§ **Exercise task**: Extract the listing below in full, unchanged.

§ **Material**:

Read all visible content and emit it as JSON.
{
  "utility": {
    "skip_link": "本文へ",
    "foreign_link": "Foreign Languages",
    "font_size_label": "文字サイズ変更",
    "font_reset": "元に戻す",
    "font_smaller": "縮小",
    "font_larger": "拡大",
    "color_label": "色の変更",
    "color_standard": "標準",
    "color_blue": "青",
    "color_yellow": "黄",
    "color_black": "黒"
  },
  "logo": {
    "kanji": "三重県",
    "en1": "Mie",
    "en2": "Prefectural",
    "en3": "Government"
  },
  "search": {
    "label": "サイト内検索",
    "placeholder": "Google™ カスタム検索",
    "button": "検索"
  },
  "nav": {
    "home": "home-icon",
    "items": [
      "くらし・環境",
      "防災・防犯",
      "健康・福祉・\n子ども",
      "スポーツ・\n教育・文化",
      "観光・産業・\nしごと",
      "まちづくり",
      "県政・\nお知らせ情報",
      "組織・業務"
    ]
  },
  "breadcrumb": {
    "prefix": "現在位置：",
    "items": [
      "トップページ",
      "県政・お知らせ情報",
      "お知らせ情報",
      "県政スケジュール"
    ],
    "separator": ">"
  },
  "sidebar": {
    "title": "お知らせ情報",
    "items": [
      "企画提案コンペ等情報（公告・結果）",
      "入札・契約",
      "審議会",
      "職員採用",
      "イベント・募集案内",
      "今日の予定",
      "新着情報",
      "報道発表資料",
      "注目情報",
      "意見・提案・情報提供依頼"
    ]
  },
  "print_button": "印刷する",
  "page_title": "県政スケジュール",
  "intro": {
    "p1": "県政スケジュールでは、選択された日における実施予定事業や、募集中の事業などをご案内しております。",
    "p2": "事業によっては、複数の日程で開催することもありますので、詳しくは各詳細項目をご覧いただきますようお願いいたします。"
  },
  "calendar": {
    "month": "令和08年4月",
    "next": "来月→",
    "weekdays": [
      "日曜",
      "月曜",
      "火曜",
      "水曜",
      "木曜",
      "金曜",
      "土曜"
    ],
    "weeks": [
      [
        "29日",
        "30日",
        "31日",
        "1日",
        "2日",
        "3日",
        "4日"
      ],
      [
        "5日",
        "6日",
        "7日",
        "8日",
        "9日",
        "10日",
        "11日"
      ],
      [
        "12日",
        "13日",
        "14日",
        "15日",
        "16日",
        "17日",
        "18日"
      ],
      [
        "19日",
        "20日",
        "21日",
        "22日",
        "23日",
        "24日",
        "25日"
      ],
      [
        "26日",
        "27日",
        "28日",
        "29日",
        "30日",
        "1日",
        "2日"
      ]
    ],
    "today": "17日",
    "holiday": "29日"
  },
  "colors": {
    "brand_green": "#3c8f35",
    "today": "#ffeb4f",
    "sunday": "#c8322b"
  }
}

§ **Written solution**:
Read all visible content and emit it as JSON.
{
  "utility": {
    "skip_link": "本文へ",
    "foreign_link": "Foreign Languages",
    "font_size_label": "文字サイズ変更",
    "font_reset": "元に戻す",
    "font_smaller": "縮小",
    "font_larger": "拡大",
    "color_label": "色の変更",
    "color_standard": "標準",
    "color_blue": "青",
    "color_yellow": "黄",
    "color_black": "黒"
  },
  "logo": {
    "kanji": "三重県",
    "en1": "Mie",
    "en2": "Prefectural",
    "en3": "Government"
  },
  "search": {
    "label": "サイト内検索",
    "placeholder": "Google™ カスタム検索",
    "button": "検索"
  },
  "nav": {
    "home": "home-icon",
    "items": [
      "くらし・環境",
      "防災・防犯",
      "健康・福祉・\n子ども",
      "スポーツ・\n教育・文化",
      "観光・産業・\nしごと",
      "まちづくり",
      "県政・\nお知らせ情報",
      "組織・業務"
    ]
  },
  "breadcrumb": {
    "prefix": "現在位置：",
    "items": [
      "トップページ",
      "県政・お知らせ情報",
      "お知らせ情報",
      "県政スケジュール"
    ],
    "separator": ">"
  },
  "sidebar": {
    "title": "お知らせ情報",
    "items": [
      "企画提案コンペ等情報（公告・結果）",
      "入札・契約",
      "審議会",
      "職員採用",
      "イベント・募集案内",
      "今日の予定",
      "新着情報",
      "報道発表資料",
      "注目情報",
      "意見・提案・情報提供依頼"
    ]
  },
  "print_button": "印刷する",
  "page_title": "県政スケジュール",
  "intro": {
    "p1": "県政スケジュールでは、選択された日における実施予定事業や、募集中の事業などをご案内しております。",
    "p2": "事業によっては、複数の日程で開催することもありますので、詳しくは各詳細項目をご覧いただきますようお願いいたします。"
  },
  "calendar": {
    "month": "令和08年4月",
    "next": "来月→",
    "weekdays": [
      "日曜",
      "月曜",
      "火曜",
      "水曜",
      "木曜",
      "金曜",
      "土曜"
    ],
    "weeks": [
      [
        "29日",
        "30日",
        "31日",
        "1日",
        "2日",
        "3日",
        "4日"
      ],
      [
        "5日",
        "6日",
        "7日",
        "8日",
        "9日",
        "10日",
        "11日"
      ],
      [
        "12日",
        "13日",
        "14日",
        "15日",
        "16日",
        "17日",
        "18日"
      ],
      [
        "19日",
        "20日",
        "21日",
        "22日",
        "23日",
        "24日",
        "25日"
      ],
      [
        "26日",
        "27日",
        "28日",
        "29日",
        "30日",
        "1日",
        "2日"
      ]
    ],
    "today": "17日",
    "holiday": "29日"
  },
  "colors": {
    "brand_green": "#3c8f35",
    "today": "#ffeb4f",
    "sunday": "#c8322b"
  }
}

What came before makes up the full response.